**Your goal:** Scan each line of the records for the word "page" and extract the ones that have it.
+++ Listed records +++
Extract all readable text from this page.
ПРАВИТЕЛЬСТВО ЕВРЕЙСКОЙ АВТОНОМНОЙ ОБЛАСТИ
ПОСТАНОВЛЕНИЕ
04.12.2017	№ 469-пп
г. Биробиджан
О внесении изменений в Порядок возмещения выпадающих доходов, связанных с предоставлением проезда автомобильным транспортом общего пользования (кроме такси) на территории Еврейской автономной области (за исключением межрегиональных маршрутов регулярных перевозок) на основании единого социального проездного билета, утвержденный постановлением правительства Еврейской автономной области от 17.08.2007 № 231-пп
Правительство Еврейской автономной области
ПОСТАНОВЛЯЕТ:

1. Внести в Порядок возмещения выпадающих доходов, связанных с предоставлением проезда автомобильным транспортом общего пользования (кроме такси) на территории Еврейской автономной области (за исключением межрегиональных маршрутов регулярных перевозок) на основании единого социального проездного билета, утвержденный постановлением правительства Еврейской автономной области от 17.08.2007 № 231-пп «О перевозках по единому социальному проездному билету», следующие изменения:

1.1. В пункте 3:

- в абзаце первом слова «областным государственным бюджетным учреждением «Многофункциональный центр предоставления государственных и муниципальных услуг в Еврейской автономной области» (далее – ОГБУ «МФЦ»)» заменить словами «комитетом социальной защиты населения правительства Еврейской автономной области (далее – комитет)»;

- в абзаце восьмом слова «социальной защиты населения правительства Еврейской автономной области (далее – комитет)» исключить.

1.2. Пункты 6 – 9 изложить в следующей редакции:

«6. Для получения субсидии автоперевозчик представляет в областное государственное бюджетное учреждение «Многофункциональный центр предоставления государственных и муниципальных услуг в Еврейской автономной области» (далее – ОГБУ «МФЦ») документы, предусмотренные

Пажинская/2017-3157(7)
+++
+++ Listed records +++
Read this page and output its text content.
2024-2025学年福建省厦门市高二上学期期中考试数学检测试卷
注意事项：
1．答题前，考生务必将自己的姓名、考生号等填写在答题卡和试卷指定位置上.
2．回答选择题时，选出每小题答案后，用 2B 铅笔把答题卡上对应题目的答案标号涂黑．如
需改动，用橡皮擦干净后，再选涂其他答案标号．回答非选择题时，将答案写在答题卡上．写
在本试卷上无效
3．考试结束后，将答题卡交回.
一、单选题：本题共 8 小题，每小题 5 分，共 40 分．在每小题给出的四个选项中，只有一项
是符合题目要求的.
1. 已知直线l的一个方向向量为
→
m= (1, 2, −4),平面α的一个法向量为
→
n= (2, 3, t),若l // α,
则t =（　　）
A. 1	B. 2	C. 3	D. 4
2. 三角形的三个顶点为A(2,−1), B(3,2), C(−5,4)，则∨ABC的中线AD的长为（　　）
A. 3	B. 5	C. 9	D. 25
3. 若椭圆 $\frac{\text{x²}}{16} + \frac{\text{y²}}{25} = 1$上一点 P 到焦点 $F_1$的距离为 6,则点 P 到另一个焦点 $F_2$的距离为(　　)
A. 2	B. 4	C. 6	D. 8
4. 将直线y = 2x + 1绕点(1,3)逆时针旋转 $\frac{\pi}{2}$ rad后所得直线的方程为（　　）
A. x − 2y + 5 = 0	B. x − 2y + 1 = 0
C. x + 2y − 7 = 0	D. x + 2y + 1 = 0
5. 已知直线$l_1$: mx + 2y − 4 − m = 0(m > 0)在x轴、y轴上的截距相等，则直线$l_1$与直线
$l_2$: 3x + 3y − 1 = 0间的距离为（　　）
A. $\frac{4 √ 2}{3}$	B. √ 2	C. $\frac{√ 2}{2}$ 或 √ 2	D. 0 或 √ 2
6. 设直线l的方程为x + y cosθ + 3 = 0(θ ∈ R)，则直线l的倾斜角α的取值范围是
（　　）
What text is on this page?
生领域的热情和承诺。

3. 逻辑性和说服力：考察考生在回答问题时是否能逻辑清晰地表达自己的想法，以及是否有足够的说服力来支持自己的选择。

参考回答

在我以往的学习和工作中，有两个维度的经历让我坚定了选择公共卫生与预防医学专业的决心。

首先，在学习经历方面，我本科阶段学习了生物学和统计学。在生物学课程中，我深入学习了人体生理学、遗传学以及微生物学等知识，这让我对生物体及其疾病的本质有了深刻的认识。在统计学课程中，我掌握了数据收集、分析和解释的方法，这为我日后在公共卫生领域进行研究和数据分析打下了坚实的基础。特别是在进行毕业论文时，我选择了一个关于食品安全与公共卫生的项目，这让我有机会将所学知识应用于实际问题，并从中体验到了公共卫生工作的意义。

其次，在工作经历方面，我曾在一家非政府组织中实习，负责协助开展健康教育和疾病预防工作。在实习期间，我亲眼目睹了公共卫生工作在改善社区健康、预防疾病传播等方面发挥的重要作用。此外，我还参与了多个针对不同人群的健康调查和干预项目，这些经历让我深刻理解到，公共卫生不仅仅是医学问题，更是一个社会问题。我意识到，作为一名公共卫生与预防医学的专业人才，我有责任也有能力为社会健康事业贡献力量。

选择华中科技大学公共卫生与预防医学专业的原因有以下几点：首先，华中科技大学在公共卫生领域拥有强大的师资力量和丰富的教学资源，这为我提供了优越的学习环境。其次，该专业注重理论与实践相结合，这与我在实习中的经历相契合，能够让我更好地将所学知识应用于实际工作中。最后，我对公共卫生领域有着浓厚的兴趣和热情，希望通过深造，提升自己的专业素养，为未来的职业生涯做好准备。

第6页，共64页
+++
**Worked answer:**
Extract all readable text from this page.
Read this page and output its text content.
What text is on this page?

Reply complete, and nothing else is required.